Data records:
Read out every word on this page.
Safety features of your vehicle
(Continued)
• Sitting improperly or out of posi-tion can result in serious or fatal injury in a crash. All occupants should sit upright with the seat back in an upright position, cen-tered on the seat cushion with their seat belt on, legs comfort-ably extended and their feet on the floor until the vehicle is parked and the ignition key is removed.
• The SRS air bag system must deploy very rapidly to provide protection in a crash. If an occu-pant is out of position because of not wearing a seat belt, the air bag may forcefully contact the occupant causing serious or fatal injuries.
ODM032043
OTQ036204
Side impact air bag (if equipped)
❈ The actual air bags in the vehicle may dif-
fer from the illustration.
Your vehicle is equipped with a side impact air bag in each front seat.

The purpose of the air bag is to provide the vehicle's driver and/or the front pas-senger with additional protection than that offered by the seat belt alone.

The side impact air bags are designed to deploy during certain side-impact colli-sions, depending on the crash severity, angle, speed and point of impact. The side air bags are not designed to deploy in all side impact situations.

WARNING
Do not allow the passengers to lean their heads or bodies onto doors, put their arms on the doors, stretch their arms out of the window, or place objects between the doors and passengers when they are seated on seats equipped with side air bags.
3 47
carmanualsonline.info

**What you should do**.
Repeat every entry word for word.

**Exercise output**.
Read out every word on this page.
Safety features of your vehicle
(Continued)
• Sitting improperly or out of posi-tion can result in serious or fatal injury in a crash. All occupants should sit upright with the seat back in an upright position, cen-tered on the seat cushion with their seat belt on, legs comfort-ably extended and their feet on the floor until the vehicle is parked and the ignition key is removed.
• The SRS air bag system must deploy very rapidly to provide protection in a crash. If an occu-pant is out of position because of not wearing a seat belt, the air bag may forcefully contact the occupant causing serious or fatal injuries.
ODM032043
OTQ036204
Side impact air bag (if equipped)
❈ The actual air bags in the vehicle may dif-
fer from the illustration.
Your vehicle is equipped with a side impact air bag in each front seat.

The purpose of the air bag is to provide the vehicle's driver and/or the front pas-senger with additional protection than that offered by the seat belt alone.

The side impact air bags are designed to deploy during certain side-impact colli-sions, depending on the crash severity, angle, speed and point of impact. The side air bags are not designed to deploy in all side impact situations.

WARNING
Do not allow the passengers to lean their heads or bodies onto doors, put their arms on the doors, stretch their arms out of the window, or place objects between the doors and passengers when they are seated on seats equipped with side air bags.
3 47
carmanualsonline.info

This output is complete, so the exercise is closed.